Objective: Identify every line in the records below that contains the word "grand", and copy each of those lines.

--- Start of Working data ---

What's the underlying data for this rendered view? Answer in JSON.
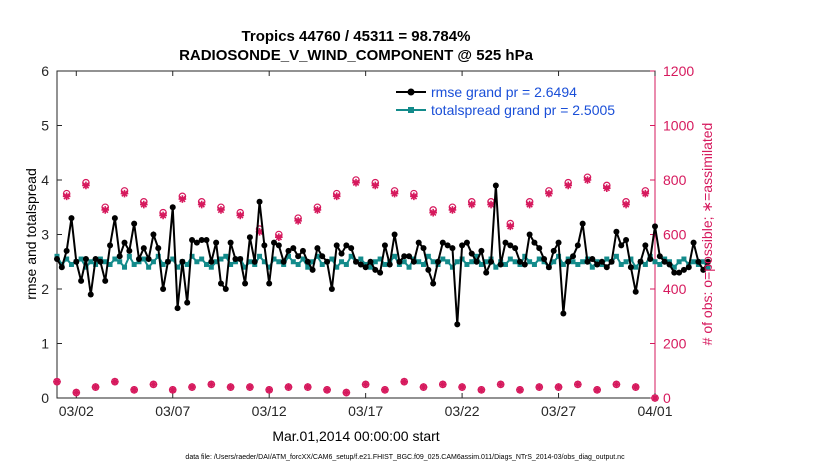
{
  "colors": {
    "rmse": "#000000",
    "spread": "#138B8B",
    "obs": "#D6195D",
    "legend_text": "#1A4FD8",
    "axis": "#262626"
  },
  "chart_data": {
    "type": "line",
    "title": "Tropics 44760 / 45311 = 98.784%",
    "subtitle": "RADIOSONDE_V_WIND_COMPONENT @ 525 hPa",
    "xlabel": "Mar.01,2014 00:00:00 start",
    "ylabel": "rmse and totalspread",
    "ylabel_right": "# of obs: o=possible; ∗=assimilated",
    "xlim": [
      0,
      31
    ],
    "ylim": [
      0,
      6
    ],
    "ylim_right": [
      0,
      1200
    ],
    "x_ticks": [
      1,
      6,
      11,
      16,
      21,
      26,
      31
    ],
    "x_tick_labels": [
      "03/02",
      "03/07",
      "03/12",
      "03/17",
      "03/22",
      "03/27",
      "04/01"
    ],
    "y_ticks": [
      "0",
      "1",
      "2",
      "3",
      "4",
      "5",
      "6"
    ],
    "y_ticks_right": [
      "0",
      "200",
      "400",
      "600",
      "800",
      "1000",
      "1200"
    ],
    "legend_position": "top-right",
    "series": [
      {
        "name": "rmse grand pr = 2.6494",
        "axis": "left",
        "start": 0.0,
        "step": 0.25,
        "values": [
          2.55,
          2.4,
          2.7,
          3.3,
          2.5,
          2.15,
          2.55,
          1.9,
          2.55,
          2.5,
          2.15,
          2.8,
          3.3,
          2.6,
          2.85,
          2.7,
          3.2,
          2.55,
          2.75,
          2.55,
          3.0,
          2.75,
          2.0,
          2.5,
          3.5,
          1.65,
          2.5,
          1.75,
          2.9,
          2.85,
          2.9,
          2.9,
          2.5,
          2.85,
          2.1,
          2.0,
          2.85,
          2.55,
          2.55,
          2.1,
          2.95,
          2.5,
          3.6,
          2.8,
          2.1,
          2.85,
          2.8,
          2.5,
          2.7,
          2.75,
          2.6,
          2.7,
          2.5,
          2.35,
          2.75,
          2.6,
          2.5,
          2.0,
          2.8,
          2.65,
          2.8,
          2.75,
          2.5,
          2.45,
          2.4,
          2.5,
          2.35,
          2.3,
          2.8,
          2.45,
          3.0,
          2.5,
          2.6,
          2.6,
          2.5,
          2.85,
          2.75,
          2.35,
          2.1,
          2.5,
          2.85,
          2.8,
          2.75,
          1.35,
          2.8,
          2.85,
          2.65,
          2.5,
          2.7,
          2.3,
          2.5,
          3.9,
          2.45,
          2.85,
          2.8,
          2.75,
          2.5,
          2.45,
          3.0,
          2.85,
          2.75,
          2.55,
          2.4,
          2.7,
          2.85,
          1.55,
          2.5,
          2.6,
          2.8,
          3.2,
          2.5,
          2.55,
          2.45,
          2.5,
          2.4,
          2.5,
          3.05,
          2.8,
          2.9,
          2.4,
          1.95,
          2.5,
          2.8,
          2.55,
          3.15,
          2.6,
          2.5,
          2.45,
          2.3,
          2.3,
          2.35,
          2.4,
          2.85,
          2.5,
          2.35,
          2.5
        ]
      },
      {
        "name": "totalspread grand pr = 2.5005",
        "axis": "left",
        "start": 0.0,
        "step": 0.25,
        "values": [
          2.6,
          2.45,
          2.55,
          2.45,
          2.5,
          2.55,
          2.4,
          2.5,
          2.45,
          2.55,
          2.5,
          2.45,
          2.55,
          2.5,
          2.4,
          2.6,
          2.45,
          2.5,
          2.55,
          2.4,
          2.5,
          2.6,
          2.45,
          2.5,
          2.55,
          2.4,
          2.5,
          2.45,
          2.6,
          2.5,
          2.55,
          2.45,
          2.4,
          2.5,
          2.55,
          2.6,
          2.45,
          2.5,
          2.55,
          2.4,
          2.5,
          2.45,
          2.6,
          2.5,
          2.4,
          2.55,
          2.5,
          2.45,
          2.6,
          2.5,
          2.45,
          2.55,
          2.4,
          2.5,
          2.6,
          2.45,
          2.5,
          2.55,
          2.4,
          2.5,
          2.45,
          2.6,
          2.5,
          2.55,
          2.45,
          2.4,
          2.5,
          2.55,
          2.45,
          2.5,
          2.6,
          2.45,
          2.5,
          2.4,
          2.55,
          2.5,
          2.45,
          2.6,
          2.5,
          2.45,
          2.55,
          2.5,
          2.4,
          2.5,
          2.55,
          2.45,
          2.5,
          2.6,
          2.45,
          2.5,
          2.55,
          2.4,
          2.5,
          2.45,
          2.55,
          2.5,
          2.45,
          2.6,
          2.5,
          2.45,
          2.55,
          2.5,
          2.4,
          2.5,
          2.6,
          2.45,
          2.55,
          2.5,
          2.45,
          2.5,
          2.55,
          2.4,
          2.5,
          2.45,
          2.55,
          2.5,
          2.6,
          2.45,
          2.5,
          2.55,
          2.4,
          2.5,
          2.45,
          2.6,
          2.5,
          2.45,
          2.55,
          2.5,
          2.4,
          2.5,
          2.55,
          2.45,
          2.5,
          2.45,
          2.5,
          2.4
        ]
      }
    ],
    "obs_series": [
      {
        "name": "obs possible (o)",
        "marker": "o",
        "axis": "right",
        "start": 0.0,
        "step": 0.5,
        "values": [
          60,
          750,
          20,
          790,
          40,
          700,
          60,
          760,
          30,
          720,
          50,
          680,
          30,
          740,
          40,
          720,
          50,
          700,
          40,
          680,
          40,
          620,
          30,
          600,
          40,
          660,
          40,
          700,
          30,
          750,
          20,
          800,
          50,
          790,
          30,
          760,
          60,
          750,
          40,
          690,
          50,
          700,
          40,
          720,
          30,
          720,
          50,
          640,
          30,
          720,
          40,
          760,
          40,
          790,
          50,
          810,
          30,
          780,
          50,
          720,
          40,
          760,
          0
        ]
      },
      {
        "name": "obs assimilated (*)",
        "marker": "*",
        "axis": "right",
        "start": 0.0,
        "step": 0.5,
        "values": [
          60,
          740,
          20,
          780,
          40,
          690,
          60,
          750,
          30,
          710,
          50,
          670,
          30,
          730,
          40,
          710,
          50,
          690,
          40,
          670,
          40,
          610,
          30,
          590,
          40,
          650,
          40,
          690,
          30,
          740,
          20,
          790,
          50,
          780,
          30,
          750,
          60,
          740,
          40,
          680,
          50,
          690,
          40,
          710,
          30,
          710,
          50,
          630,
          30,
          710,
          40,
          750,
          40,
          780,
          50,
          800,
          30,
          770,
          50,
          710,
          40,
          750,
          0
        ]
      }
    ]
  },
  "footer": {
    "data_file": "data file: /Users/raeder/DAI/ATM_forcXX/CAM6_setup/f.e21.FHIST_BGC.f09_025.CAM6assim.011/Diags_NTrS_2014-03/obs_diag_output.nc"
  }
}
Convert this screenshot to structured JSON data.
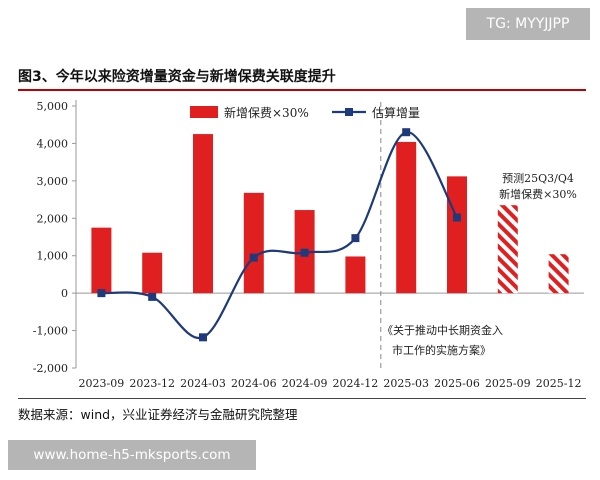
{
  "watermark_top": "TG: MYYJJPP",
  "title": "图3、今年以来险资增量资金与新增保费关联度提升",
  "source": "数据来源：wind，兴业证券经济与金融研究院整理",
  "watermark_bottom": "www.home-h5-mksports.com",
  "chart_data": {
    "type": "bar",
    "categories": [
      "2023-09",
      "2023-12",
      "2024-03",
      "2024-06",
      "2024-09",
      "2024-12",
      "2025-03",
      "2025-06",
      "2025-09",
      "2025-12"
    ],
    "ylim": [
      -2000,
      5000
    ],
    "yticks": [
      "5,000",
      "4,000",
      "3,000",
      "2,000",
      "1,000",
      "0",
      "-1,000",
      "-2,000"
    ],
    "series": [
      {
        "name": "新增保费×30%",
        "type": "bar",
        "color": "#e02020",
        "values": [
          1750,
          1080,
          4250,
          2680,
          2220,
          980,
          4040,
          3120,
          2350,
          1040
        ],
        "hatched": [
          false,
          false,
          false,
          false,
          false,
          false,
          false,
          false,
          true,
          true
        ]
      },
      {
        "name": "估算增量",
        "type": "line",
        "color": "#1f3a7a",
        "values": [
          0,
          -100,
          -1180,
          950,
          1080,
          1470,
          4300,
          2020,
          null,
          null
        ]
      }
    ],
    "legend_position": "top",
    "annotations": {
      "forecast_line1": "预测25Q3/Q4",
      "forecast_line2": "新增保费×30%",
      "policy_line1": "《关于推动中长期资金入",
      "policy_line2": "市工作的实施方案》"
    }
  }
}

--- End of Working data ---

Solved problem:
        "name": "rmse grand pr = 2.6494",
        "name": "totalspread grand pr = 2.5005",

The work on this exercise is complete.